Source material →
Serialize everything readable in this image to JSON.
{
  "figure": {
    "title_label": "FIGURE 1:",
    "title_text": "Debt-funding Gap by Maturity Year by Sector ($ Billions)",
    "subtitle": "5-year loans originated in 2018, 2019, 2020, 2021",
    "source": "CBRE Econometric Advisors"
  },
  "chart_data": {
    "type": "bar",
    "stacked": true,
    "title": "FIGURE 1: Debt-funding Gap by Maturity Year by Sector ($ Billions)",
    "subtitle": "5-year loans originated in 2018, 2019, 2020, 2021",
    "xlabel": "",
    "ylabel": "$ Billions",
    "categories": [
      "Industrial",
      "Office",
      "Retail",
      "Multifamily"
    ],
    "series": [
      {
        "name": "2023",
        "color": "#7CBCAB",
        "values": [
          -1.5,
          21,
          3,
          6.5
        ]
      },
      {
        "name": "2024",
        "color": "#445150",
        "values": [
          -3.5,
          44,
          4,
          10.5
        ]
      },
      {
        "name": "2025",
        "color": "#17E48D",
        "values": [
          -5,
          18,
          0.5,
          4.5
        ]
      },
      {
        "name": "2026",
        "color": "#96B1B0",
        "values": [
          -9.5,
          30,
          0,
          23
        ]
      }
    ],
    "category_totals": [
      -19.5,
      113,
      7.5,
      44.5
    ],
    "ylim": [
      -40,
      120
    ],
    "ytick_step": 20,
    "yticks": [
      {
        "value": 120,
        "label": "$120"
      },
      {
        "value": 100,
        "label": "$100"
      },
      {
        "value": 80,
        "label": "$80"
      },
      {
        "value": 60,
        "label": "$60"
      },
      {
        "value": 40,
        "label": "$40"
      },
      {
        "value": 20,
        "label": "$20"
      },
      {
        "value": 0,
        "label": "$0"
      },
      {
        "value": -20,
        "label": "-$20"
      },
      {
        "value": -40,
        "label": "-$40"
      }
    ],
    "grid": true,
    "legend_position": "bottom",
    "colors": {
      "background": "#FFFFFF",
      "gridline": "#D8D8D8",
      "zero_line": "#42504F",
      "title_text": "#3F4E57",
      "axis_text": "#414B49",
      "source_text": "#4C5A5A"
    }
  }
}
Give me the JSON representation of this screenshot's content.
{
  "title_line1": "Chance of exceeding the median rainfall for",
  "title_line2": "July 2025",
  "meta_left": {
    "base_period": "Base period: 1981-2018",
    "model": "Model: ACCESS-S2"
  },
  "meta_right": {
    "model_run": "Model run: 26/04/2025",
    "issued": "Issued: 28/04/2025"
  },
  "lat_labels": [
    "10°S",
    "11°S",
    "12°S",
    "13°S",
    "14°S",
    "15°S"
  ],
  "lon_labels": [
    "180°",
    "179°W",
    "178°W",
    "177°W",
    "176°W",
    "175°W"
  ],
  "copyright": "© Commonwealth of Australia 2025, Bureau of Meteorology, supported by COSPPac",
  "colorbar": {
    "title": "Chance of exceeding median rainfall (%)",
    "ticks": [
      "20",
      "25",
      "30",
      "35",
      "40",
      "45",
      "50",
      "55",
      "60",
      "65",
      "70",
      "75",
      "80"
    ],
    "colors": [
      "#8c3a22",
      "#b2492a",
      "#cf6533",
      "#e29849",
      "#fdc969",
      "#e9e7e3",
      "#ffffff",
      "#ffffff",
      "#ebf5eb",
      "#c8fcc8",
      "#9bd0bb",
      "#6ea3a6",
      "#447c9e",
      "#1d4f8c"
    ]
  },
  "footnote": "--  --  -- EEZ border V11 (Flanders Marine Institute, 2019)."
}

Requirements → Extract the complete set of records unchanged.

Worked answer →
Serialize everything readable in this image to JSON.
{
  "figure": {
    "title_label": "FIGURE 1:",
    "title_text": "Debt-funding Gap by Maturity Year by Sector ($ Billions)",
    "subtitle": "5-year loans originated in 2018, 2019, 2020, 2021",
    "source": "CBRE Econometric Advisors"
  },
  "chart_data": {
    "type": "bar",
    "stacked": true,
    "title": "FIGURE 1: Debt-funding Gap by Maturity Year by Sector ($ Billions)",
    "subtitle": "5-year loans originated in 2018, 2019, 2020, 2021",
    "xlabel": "",
    "ylabel": "$ Billions",
    "categories": [
      "Industrial",
      "Office",
      "Retail",
      "Multifamily"
    ],
    "series": [
      {
        "name": "2023",
        "color": "#7CBCAB",
        "values": [
          -1.5,
          21,
          3,
          6.5
        ]
      },
      {
        "name": "2024",
        "color": "#445150",
        "values": [
          -3.5,
          44,
          4,
          10.5
        ]
      },
      {
        "name": "2025",
        "color": "#17E48D",
        "values": [
          -5,
          18,
          0.5,
          4.5
        ]
      },
      {
        "name": "2026",
        "color": "#96B1B0",
        "values": [
          -9.5,
          30,
          0,
          23
        ]
      }
    ],
    "category_totals": [
      -19.5,
      113,
      7.5,
      44.5
    ],
    "ylim": [
      -40,
      120
    ],
    "ytick_step": 20,
    "yticks": [
      {
        "value": 120,
        "label": "$120"
      },
      {
        "value": 100,
        "label": "$100"
      },
      {
        "value": 80,
        "label": "$80"
      },
      {
        "value": 60,
        "label": "$60"
      },
      {
        "value": 40,
        "label": "$40"
      },
      {
        "value": 20,
        "label": "$20"
      },
      {
        "value": 0,
        "label": "$0"
      },
      {
        "value": -20,
        "label": "-$20"
      },
      {
        "value": -40,
        "label": "-$40"
      }
    ],
    "grid": true,
    "legend_position": "bottom",
    "colors": {
      "background": "#FFFFFF",
      "gridline": "#D8D8D8",
      "zero_line": "#42504F",
      "title_text": "#3F4E57",
      "axis_text": "#414B49",
      "source_text": "#4C5A5A"
    }
  }
}
Give me the JSON representation of this screenshot's content.
{
  "title_line1": "Chance of exceeding the median rainfall for",
  "title_line2": "July 2025",
  "meta_left": {
    "base_period": "Base period: 1981-2018",
    "model": "Model: ACCESS-S2"
  },
  "meta_right": {
    "model_run": "Model run: 26/04/2025",
    "issued": "Issued: 28/04/2025"
  },
  "lat_labels": [
    "10°S",
    "11°S",
    "12°S",
    "13°S",
    "14°S",
    "15°S"
  ],
  "lon_labels": [
    "180°",
    "179°W",
    "178°W",
    "177°W",
    "176°W",
    "175°W"
  ],
  "copyright": "© Commonwealth of Australia 2025, Bureau of Meteorology, supported by COSPPac",
  "colorbar": {
    "title": "Chance of exceeding median rainfall (%)",
    "ticks": [
      "20",
      "25",
      "30",
      "35",
      "40",
      "45",
      "50",
      "55",
      "60",
      "65",
      "70",
      "75",
      "80"
    ],
    "colors": [
      "#8c3a22",
      "#b2492a",
      "#cf6533",
      "#e29849",
      "#fdc969",
      "#e9e7e3",
      "#ffffff",
      "#ffffff",
      "#ebf5eb",
      "#c8fcc8",
      "#9bd0bb",
      "#6ea3a6",
      "#447c9e",
      "#1d4f8c"
    ]
  },
  "footnote": "--  --  -- EEZ border V11 (Flanders Marine Institute, 2019)."
}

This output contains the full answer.